## Provided records
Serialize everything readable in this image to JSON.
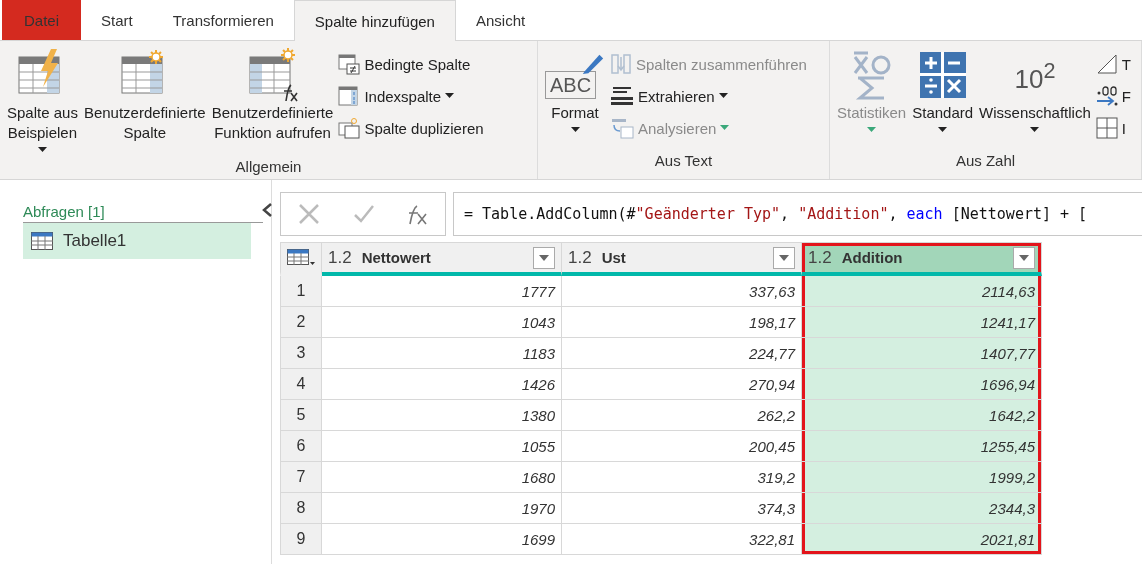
{
  "tabs": [
    {
      "label": "Datei",
      "kind": "file",
      "selected": false
    },
    {
      "label": "Start",
      "kind": "normal",
      "selected": false
    },
    {
      "label": "Transformieren",
      "kind": "normal",
      "selected": false
    },
    {
      "label": "Spalte hinzufügen",
      "kind": "normal",
      "selected": true
    },
    {
      "label": "Ansicht",
      "kind": "normal",
      "selected": false
    }
  ],
  "ribbon": {
    "groups": [
      {
        "label": "Allgemein",
        "large_buttons": [
          {
            "kind": "examples",
            "lines": [
              "Spalte aus",
              "Beispielen"
            ],
            "dropdown": true,
            "disabled": false
          },
          {
            "kind": "custom",
            "lines": [
              "Benutzerdefinierte",
              "Spalte"
            ],
            "dropdown": false,
            "disabled": false
          },
          {
            "kind": "function",
            "lines": [
              "Benutzerdefinierte",
              "Funktion aufrufen"
            ],
            "dropdown": false,
            "disabled": false
          }
        ],
        "small_buttons": [
          {
            "kind": "conditional",
            "label": "Bedingte Spalte",
            "dropdown": false,
            "disabled": false
          },
          {
            "kind": "index",
            "label": "Indexspalte",
            "dropdown": true,
            "disabled": false
          },
          {
            "kind": "duplicate",
            "label": "Spalte duplizieren",
            "dropdown": false,
            "disabled": false
          }
        ]
      },
      {
        "label": "Aus Text",
        "large_buttons": [
          {
            "kind": "format",
            "glyph": "ABC",
            "lines": [
              "Format"
            ],
            "dropdown": true,
            "disabled": false
          }
        ],
        "small_buttons": [
          {
            "kind": "merge",
            "label": "Spalten zusammenführen",
            "dropdown": false,
            "disabled": true
          },
          {
            "kind": "extract",
            "label": "Extrahieren",
            "dropdown": true,
            "disabled": false
          },
          {
            "kind": "parse",
            "label": "Analysieren",
            "dropdown": true,
            "disabled": true
          }
        ]
      },
      {
        "label": "Aus Zahl",
        "large_buttons": [
          {
            "kind": "statistics",
            "lines": [
              "Statistiken"
            ],
            "dropdown": true,
            "disabled": true
          },
          {
            "kind": "standard",
            "lines": [
              "Standard"
            ],
            "dropdown": true,
            "disabled": false
          },
          {
            "kind": "scientific",
            "glyph": "10$^{2}$",
            "lines": [
              "Wissenschaftlich"
            ],
            "dropdown": true,
            "disabled": false
          }
        ],
        "small_buttons": [
          {
            "kind": "trig",
            "label": "T",
            "dropdown": false,
            "disabled": false
          },
          {
            "kind": "rounding",
            "label": "F",
            "dropdown": false,
            "disabled": false
          },
          {
            "kind": "info",
            "label": "I",
            "dropdown": false,
            "disabled": false
          }
        ]
      }
    ]
  },
  "queries": {
    "title": "Abfragen [1]",
    "items": [
      {
        "label": "Tabelle1",
        "selected": true
      }
    ]
  },
  "formula": {
    "tokens": [
      {
        "kind": "plain",
        "text": "= Table.AddColumn(#"
      },
      {
        "kind": "string",
        "text": "\"Geänderter Typ\""
      },
      {
        "kind": "plain",
        "text": ", "
      },
      {
        "kind": "string",
        "text": "\"Addition\""
      },
      {
        "kind": "plain",
        "text": ", "
      },
      {
        "kind": "keyword",
        "text": "each"
      },
      {
        "kind": "plain",
        "text": " [Nettowert] + ["
      }
    ]
  },
  "table": {
    "columns": [
      {
        "type": "1.2",
        "name": "Nettowert",
        "selected": false
      },
      {
        "type": "1.2",
        "name": "Ust",
        "selected": false
      },
      {
        "type": "1.2",
        "name": "Addition",
        "selected": true
      }
    ],
    "rows": [
      {
        "number": "1",
        "cells": [
          "1777",
          "337,63",
          "2114,63"
        ]
      },
      {
        "number": "2",
        "cells": [
          "1043",
          "198,17",
          "1241,17"
        ]
      },
      {
        "number": "3",
        "cells": [
          "1183",
          "224,77",
          "1407,77"
        ]
      },
      {
        "number": "4",
        "cells": [
          "1426",
          "270,94",
          "1696,94"
        ]
      },
      {
        "number": "5",
        "cells": [
          "1380",
          "262,2",
          "1642,2"
        ]
      },
      {
        "number": "6",
        "cells": [
          "1055",
          "200,45",
          "1255,45"
        ]
      },
      {
        "number": "7",
        "cells": [
          "1680",
          "319,2",
          "1999,2"
        ]
      },
      {
        "number": "8",
        "cells": [
          "1970",
          "374,3",
          "2344,3"
        ]
      },
      {
        "number": "9",
        "cells": [
          "1699",
          "322,81",
          "2021,81"
        ]
      }
    ]
  }
}
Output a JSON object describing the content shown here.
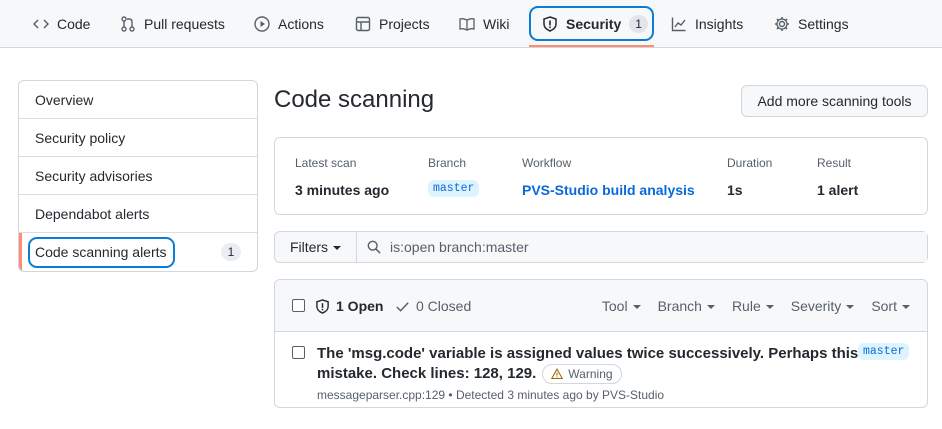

## Requirements
Scan the material above for the string "name" and report each line where you find it.

## In response
        "name": "Nettowert",
        "name": "Ust",
        "name": "Addition",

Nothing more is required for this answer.